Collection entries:
━━━━━━━━━━━━━━━━━━━━

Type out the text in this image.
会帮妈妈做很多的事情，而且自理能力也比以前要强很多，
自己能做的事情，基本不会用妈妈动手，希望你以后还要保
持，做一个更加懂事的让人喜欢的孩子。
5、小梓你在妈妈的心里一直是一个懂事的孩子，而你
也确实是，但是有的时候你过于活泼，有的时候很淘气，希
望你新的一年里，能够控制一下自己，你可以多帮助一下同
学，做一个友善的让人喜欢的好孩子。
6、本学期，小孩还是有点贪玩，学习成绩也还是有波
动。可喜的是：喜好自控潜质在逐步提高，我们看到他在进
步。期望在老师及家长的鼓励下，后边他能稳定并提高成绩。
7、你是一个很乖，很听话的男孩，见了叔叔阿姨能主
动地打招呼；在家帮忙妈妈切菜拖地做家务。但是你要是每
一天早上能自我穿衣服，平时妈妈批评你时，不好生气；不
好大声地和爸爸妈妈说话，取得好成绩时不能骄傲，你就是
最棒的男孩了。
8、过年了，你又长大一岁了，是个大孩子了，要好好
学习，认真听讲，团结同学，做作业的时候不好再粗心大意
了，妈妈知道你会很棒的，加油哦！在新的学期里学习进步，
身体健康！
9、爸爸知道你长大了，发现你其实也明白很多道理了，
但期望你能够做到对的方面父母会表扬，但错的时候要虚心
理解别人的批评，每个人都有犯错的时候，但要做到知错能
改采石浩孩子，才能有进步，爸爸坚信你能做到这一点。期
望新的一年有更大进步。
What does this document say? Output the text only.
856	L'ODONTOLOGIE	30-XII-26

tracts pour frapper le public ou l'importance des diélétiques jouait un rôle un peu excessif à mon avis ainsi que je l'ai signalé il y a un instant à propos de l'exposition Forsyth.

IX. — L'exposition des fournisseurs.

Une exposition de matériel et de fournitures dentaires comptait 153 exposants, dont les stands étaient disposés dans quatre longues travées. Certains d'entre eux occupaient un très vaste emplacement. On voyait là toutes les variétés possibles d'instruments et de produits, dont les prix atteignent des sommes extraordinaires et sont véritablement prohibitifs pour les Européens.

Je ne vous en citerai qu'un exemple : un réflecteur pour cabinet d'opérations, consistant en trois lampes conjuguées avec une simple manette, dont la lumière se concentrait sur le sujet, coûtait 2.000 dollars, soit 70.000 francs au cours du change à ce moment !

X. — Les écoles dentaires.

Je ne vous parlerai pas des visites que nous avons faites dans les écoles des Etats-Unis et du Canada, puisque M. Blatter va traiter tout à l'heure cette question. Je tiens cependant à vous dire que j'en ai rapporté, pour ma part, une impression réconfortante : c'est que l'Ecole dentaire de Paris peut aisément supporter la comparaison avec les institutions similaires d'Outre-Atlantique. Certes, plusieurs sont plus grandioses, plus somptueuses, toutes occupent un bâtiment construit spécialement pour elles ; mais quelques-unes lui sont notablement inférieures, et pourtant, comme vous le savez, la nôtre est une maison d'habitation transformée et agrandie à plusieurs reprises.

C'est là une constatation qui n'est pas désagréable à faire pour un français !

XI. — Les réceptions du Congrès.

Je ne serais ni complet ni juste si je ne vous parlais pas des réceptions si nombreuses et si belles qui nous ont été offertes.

━━━━━━━━━━━━━━━━━━━━

Scan the data for the word "dentaires" and copy every line where it shows up.

* RESULT OF THIS TASK:
Une exposition de matériel et de fournitures dentaires comptait 153 exposants, dont les stands étaient disposés dans quatre longues travées. Certains d'entre eux occupaient un très vaste emplacement. On voyait là toutes les variétés possibles d'instruments et de produits, dont les prix atteignent des sommes extraordinaires et sont véritablement prohibitifs pour les Européens.
X. — Les écoles dentaires.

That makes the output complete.